▸ Instructions for the task: Report, word for word, every line of the material that contains "this".

★ ★ ★ ★

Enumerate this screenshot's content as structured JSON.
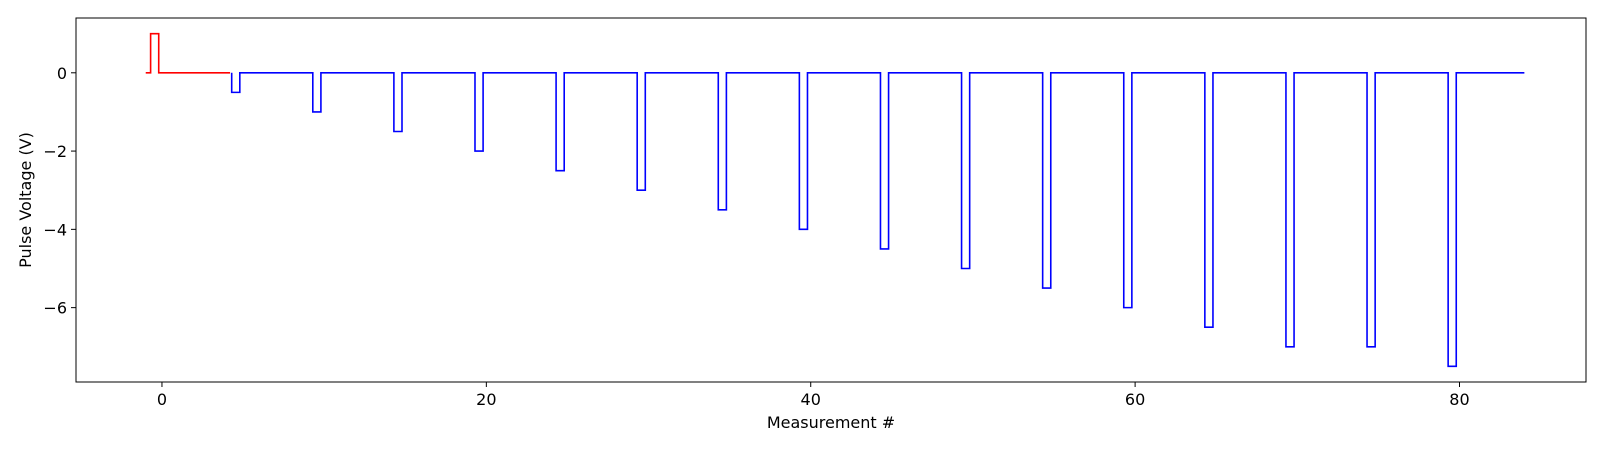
{
  "chart_data": {
    "type": "line",
    "title": "",
    "xlabel": "Measurement #",
    "ylabel": "Pulse Voltage (V)",
    "xlim": [
      -5.3,
      87.8
    ],
    "ylim": [
      -7.9,
      1.4
    ],
    "x_ticks": [
      0,
      20,
      40,
      60,
      80
    ],
    "y_ticks": [
      0,
      -2,
      -4,
      -6
    ],
    "y_tick_labels": [
      "0",
      "−2",
      "−4",
      "−6"
    ],
    "grid": false,
    "legend": "none",
    "series": [
      {
        "color": "#ff0000",
        "step": true,
        "points": [
          [
            -1,
            0
          ],
          [
            -0.7,
            0
          ],
          [
            -0.7,
            1
          ],
          [
            -0.2,
            1
          ],
          [
            -0.2,
            0
          ],
          [
            4.2,
            0
          ]
        ]
      },
      {
        "color": "#0000ff",
        "step": true,
        "pulse_width": 0.5,
        "baseline_end": 84,
        "pulses": [
          {
            "x": 4.3,
            "v": -0.5
          },
          {
            "x": 9.3,
            "v": -1.0
          },
          {
            "x": 14.3,
            "v": -1.5
          },
          {
            "x": 19.3,
            "v": -2.0
          },
          {
            "x": 24.3,
            "v": -2.5
          },
          {
            "x": 29.3,
            "v": -3.0
          },
          {
            "x": 34.3,
            "v": -3.5
          },
          {
            "x": 39.3,
            "v": -4.0
          },
          {
            "x": 44.3,
            "v": -4.5
          },
          {
            "x": 49.3,
            "v": -5.0
          },
          {
            "x": 54.3,
            "v": -5.5
          },
          {
            "x": 59.3,
            "v": -6.0
          },
          {
            "x": 64.3,
            "v": -6.5
          },
          {
            "x": 69.3,
            "v": -7.0
          },
          {
            "x": 74.3,
            "v": -7.0
          },
          {
            "x": 79.3,
            "v": -7.5
          }
        ]
      }
    ]
  }
}
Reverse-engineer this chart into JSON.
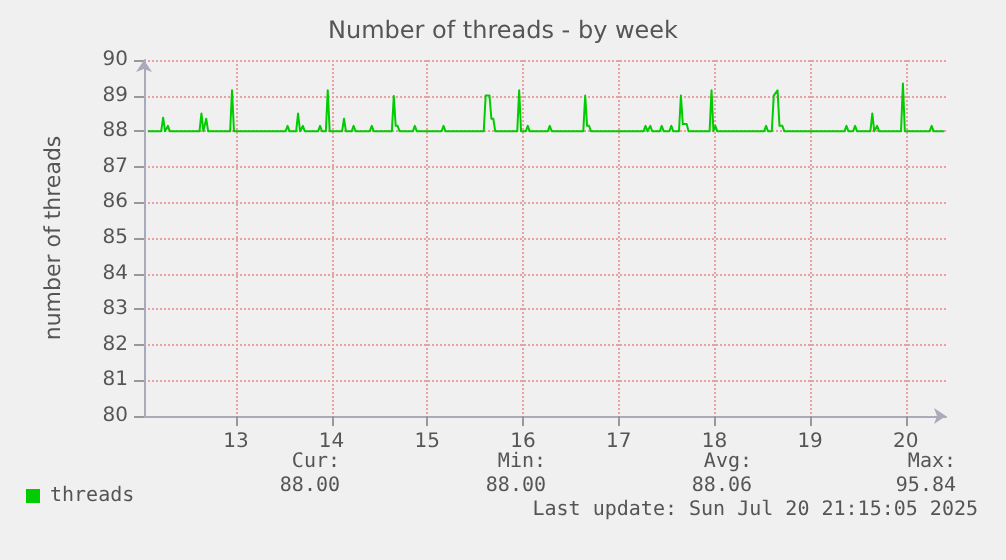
{
  "chart_data": {
    "type": "line",
    "title": "Number of threads - by week",
    "ylabel": "number of threads",
    "xlim": [
      12.04,
      20.42
    ],
    "xticks": [
      13,
      14,
      15,
      16,
      17,
      18,
      19,
      20
    ],
    "ylim": [
      80,
      90
    ],
    "yticks": [
      80,
      81,
      82,
      83,
      84,
      85,
      86,
      87,
      88,
      89,
      90
    ],
    "grid": true,
    "legend": "bottom left",
    "marker": "none",
    "line_style": "solid",
    "annotations": [
      "Cur:",
      "Min:",
      "Avg:",
      "Max:",
      "88.00",
      "88.00",
      "88.06",
      "95.84",
      "Last update: Sun Jul 20 21:15:05 2025"
    ],
    "series": [
      {
        "name": "threads",
        "color": "#00cc00",
        "x": [
          12.08,
          12.22,
          12.24,
          12.26,
          12.27,
          12.29,
          12.31,
          12.62,
          12.64,
          12.66,
          12.67,
          12.69,
          12.71,
          12.94,
          12.96,
          12.98,
          13.52,
          13.54,
          13.56,
          13.63,
          13.65,
          13.67,
          13.68,
          13.7,
          13.72,
          13.86,
          13.88,
          13.9,
          13.94,
          13.96,
          13.98,
          14.11,
          14.13,
          14.15,
          14.21,
          14.23,
          14.25,
          14.4,
          14.42,
          14.44,
          14.63,
          14.65,
          14.67,
          14.69,
          14.71,
          14.85,
          14.87,
          14.89,
          15.15,
          15.17,
          15.19,
          15.59,
          15.61,
          15.65,
          15.67,
          15.69,
          15.71,
          15.94,
          15.96,
          15.98,
          16.03,
          16.05,
          16.07,
          16.26,
          16.28,
          16.3,
          16.63,
          16.65,
          16.67,
          16.69,
          16.71,
          16.73,
          17.26,
          17.28,
          17.3,
          17.31,
          17.33,
          17.35,
          17.43,
          17.45,
          17.47,
          17.53,
          17.55,
          17.57,
          17.63,
          17.65,
          17.67,
          17.71,
          17.73,
          17.95,
          17.97,
          17.99,
          18.01,
          18.03,
          18.52,
          18.54,
          18.56,
          18.6,
          18.62,
          18.66,
          18.68,
          18.71,
          18.73,
          19.36,
          19.38,
          19.4,
          19.45,
          19.47,
          19.49,
          19.63,
          19.65,
          19.67,
          19.7,
          19.72,
          19.95,
          19.97,
          19.99,
          20.25,
          20.27,
          20.29,
          20.4
        ],
        "values": [
          88,
          88,
          88.38,
          88,
          88,
          88.15,
          88,
          88,
          88.5,
          88,
          88,
          88.35,
          88,
          88,
          89.15,
          88,
          88,
          88.15,
          88,
          88,
          88.5,
          88,
          88,
          88.15,
          88,
          88,
          88.15,
          88,
          88,
          89.15,
          88,
          88,
          88.35,
          88,
          88,
          88.15,
          88,
          88,
          88.15,
          88,
          88,
          88.99,
          88.15,
          88.15,
          88,
          88,
          88.15,
          88,
          88,
          88.15,
          88,
          88,
          89.0,
          89.0,
          88.35,
          88.35,
          88,
          88,
          89.15,
          88,
          88,
          88.15,
          88,
          88,
          88.15,
          88,
          88,
          89.0,
          88.15,
          88.15,
          88,
          88,
          88,
          88.15,
          88,
          88,
          88.15,
          88,
          88,
          88.15,
          88,
          88,
          88.15,
          88,
          88,
          89.0,
          88.2,
          88.2,
          88,
          88,
          89.15,
          88,
          88.15,
          88,
          88,
          88.15,
          88,
          88,
          89.0,
          89.15,
          88.15,
          88.15,
          88,
          88,
          88.15,
          88,
          88,
          88.15,
          88,
          88,
          88.5,
          88,
          88.15,
          88,
          88,
          89.34,
          88,
          88,
          88.15,
          88,
          88
        ]
      }
    ]
  }
}
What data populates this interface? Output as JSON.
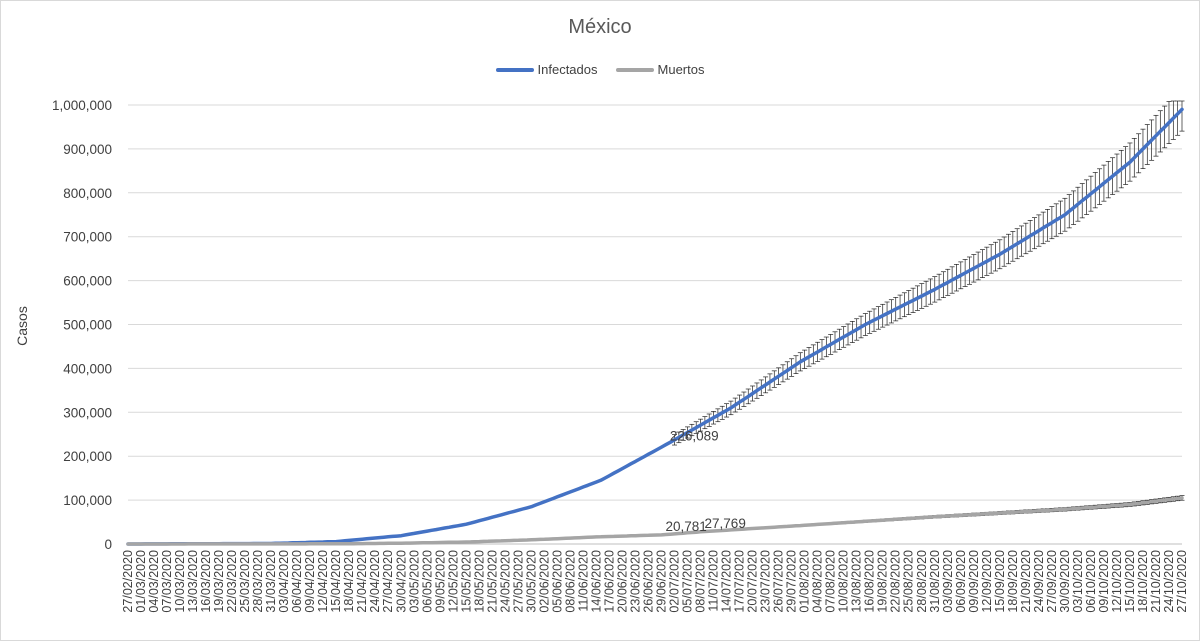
{
  "chart_data": {
    "type": "line",
    "title": "México",
    "xlabel": "",
    "ylabel": "Casos",
    "ylim": [
      0,
      1000000
    ],
    "y_ticks": [
      "0",
      "100,000",
      "200,000",
      "300,000",
      "400,000",
      "500,000",
      "600,000",
      "700,000",
      "800,000",
      "900,000",
      "1,000,000"
    ],
    "x_range": [
      "27/02/2020",
      "27/10/2020"
    ],
    "x_tick_labels": [
      "27/02/2020",
      "01/03/2020",
      "04/03/2020",
      "07/03/2020",
      "10/03/2020",
      "13/03/2020",
      "16/03/2020",
      "19/03/2020",
      "22/03/2020",
      "25/03/2020",
      "28/03/2020",
      "31/03/2020",
      "03/04/2020",
      "06/04/2020",
      "09/04/2020",
      "12/04/2020",
      "15/04/2020",
      "18/04/2020",
      "21/04/2020",
      "24/04/2020",
      "27/04/2020",
      "30/04/2020",
      "03/05/2020",
      "06/05/2020",
      "09/05/2020",
      "12/05/2020",
      "15/05/2020",
      "18/05/2020",
      "21/05/2020",
      "24/05/2020",
      "27/05/2020",
      "30/05/2020",
      "02/06/2020",
      "05/06/2020",
      "08/06/2020",
      "11/06/2020",
      "14/06/2020",
      "17/06/2020",
      "20/06/2020",
      "23/06/2020",
      "26/06/2020",
      "29/06/2020",
      "02/07/2020",
      "05/07/2020",
      "08/07/2020",
      "11/07/2020",
      "14/07/2020",
      "17/07/2020",
      "20/07/2020",
      "23/07/2020",
      "26/07/2020",
      "29/07/2020",
      "01/08/2020",
      "04/08/2020",
      "07/08/2020",
      "10/08/2020",
      "13/08/2020",
      "16/08/2020",
      "19/08/2020",
      "22/08/2020",
      "25/08/2020",
      "28/08/2020",
      "31/08/2020",
      "03/09/2020",
      "06/09/2020",
      "09/09/2020",
      "12/09/2020",
      "15/09/2020",
      "18/09/2020",
      "21/09/2020",
      "24/09/2020",
      "27/09/2020",
      "30/09/2020",
      "03/10/2020",
      "06/10/2020",
      "09/10/2020",
      "12/10/2020",
      "15/10/2020",
      "18/10/2020",
      "21/10/2020",
      "24/10/2020",
      "27/10/2020"
    ],
    "grid": true,
    "legend_position": "top",
    "series": [
      {
        "name": "Infectados",
        "color": "#4472c4",
        "points": [
          [
            "27/02/2020",
            0
          ],
          [
            "31/03/2020",
            1200
          ],
          [
            "15/04/2020",
            5500
          ],
          [
            "30/04/2020",
            19000
          ],
          [
            "15/05/2020",
            45000
          ],
          [
            "30/05/2020",
            85000
          ],
          [
            "15/06/2020",
            145000
          ],
          [
            "30/06/2020",
            226089
          ],
          [
            "15/07/2020",
            310000
          ],
          [
            "31/07/2020",
            415000
          ],
          [
            "15/08/2020",
            500000
          ],
          [
            "31/08/2020",
            580000
          ],
          [
            "15/09/2020",
            660000
          ],
          [
            "30/09/2020",
            750000
          ],
          [
            "15/10/2020",
            870000
          ],
          [
            "27/10/2020",
            990000
          ]
        ],
        "error_bars_from": "02/07/2020",
        "error_bar_fraction": 0.05
      },
      {
        "name": "Muertos",
        "color": "#a5a5a5",
        "points": [
          [
            "27/02/2020",
            0
          ],
          [
            "15/04/2020",
            400
          ],
          [
            "30/04/2020",
            1800
          ],
          [
            "15/05/2020",
            4500
          ],
          [
            "30/05/2020",
            9500
          ],
          [
            "15/06/2020",
            16500
          ],
          [
            "29/06/2020",
            20781
          ],
          [
            "08/07/2020",
            27769
          ],
          [
            "31/07/2020",
            42000
          ],
          [
            "31/08/2020",
            62000
          ],
          [
            "30/09/2020",
            79000
          ],
          [
            "15/10/2020",
            90000
          ],
          [
            "27/10/2020",
            105000
          ]
        ],
        "error_bars_from": "02/07/2020",
        "error_bar_fraction": 0.05
      }
    ],
    "annotations": [
      {
        "series": "Infectados",
        "x": "30/06/2020",
        "y": 226089,
        "text": "226,089"
      },
      {
        "series": "Muertos",
        "x": "29/06/2020",
        "y": 20781,
        "text": "20,781"
      },
      {
        "series": "Muertos",
        "x": "08/07/2020",
        "y": 27769,
        "text": "27,769"
      }
    ]
  }
}
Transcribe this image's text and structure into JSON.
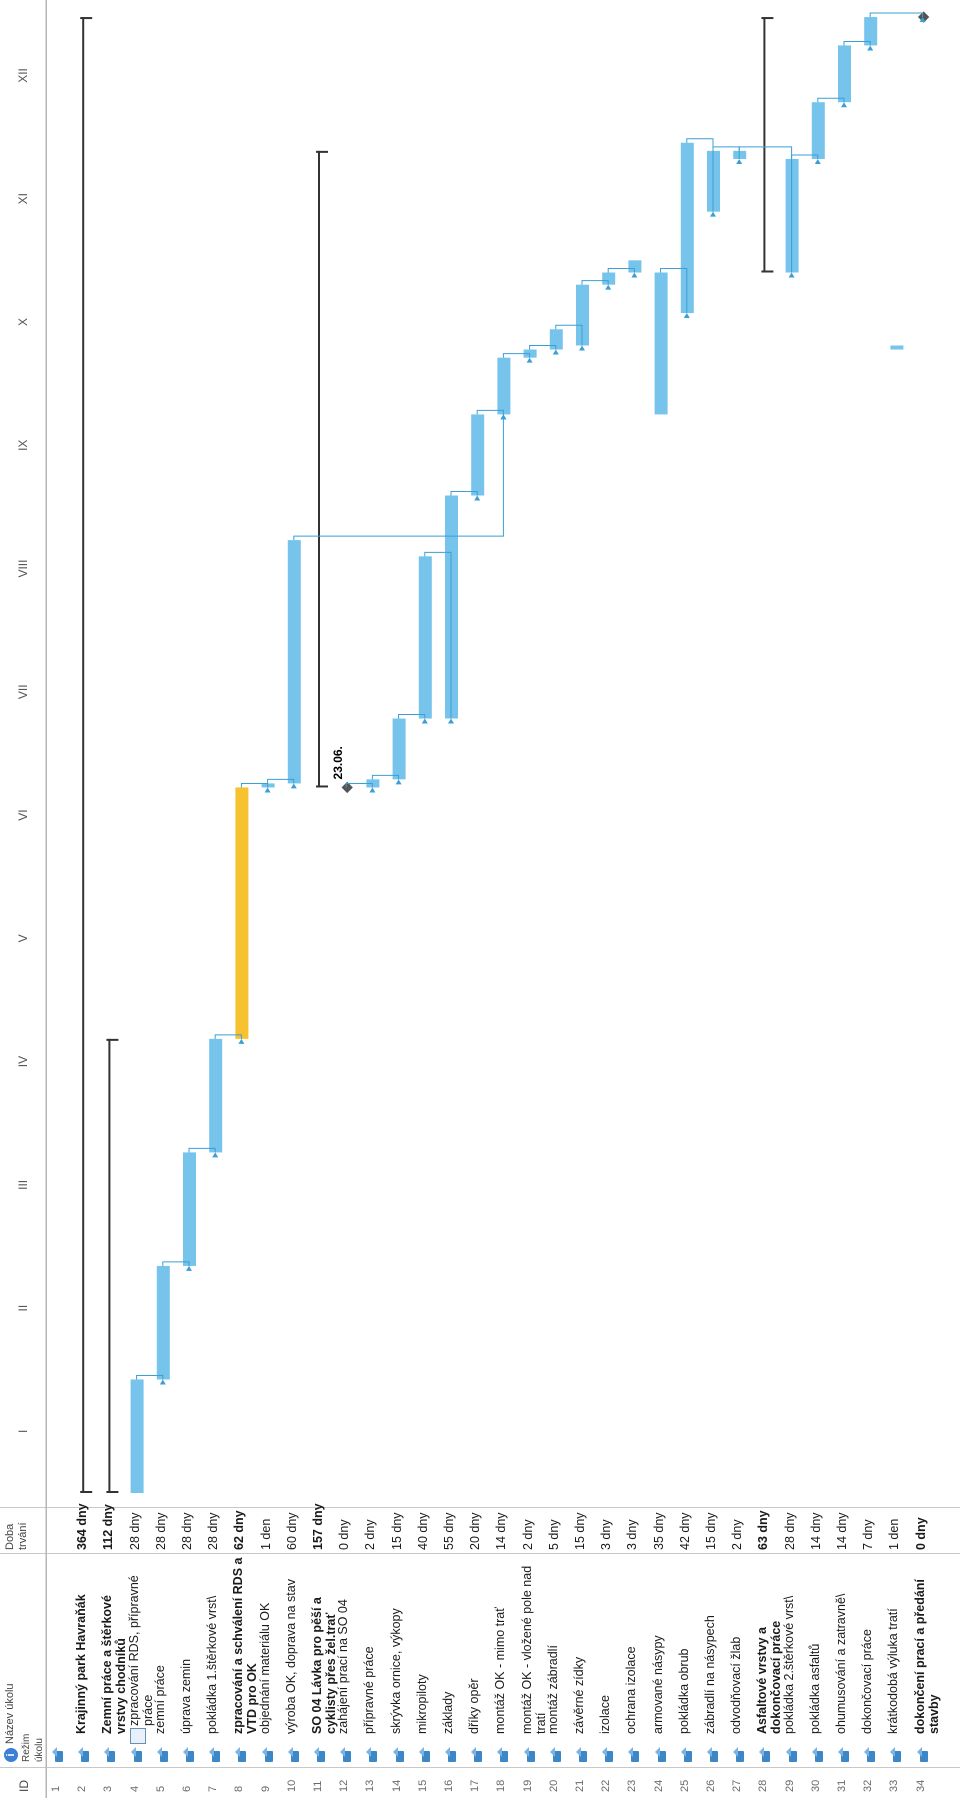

★ ★ ★ ★

▸ Answer to the problem:
Enumerate this screenshot's content as structured JSON.
Reverse-engineer this chart into JSON.
What data populates this interface? Output as JSON.
Transcribe this image's text and structure into JSON.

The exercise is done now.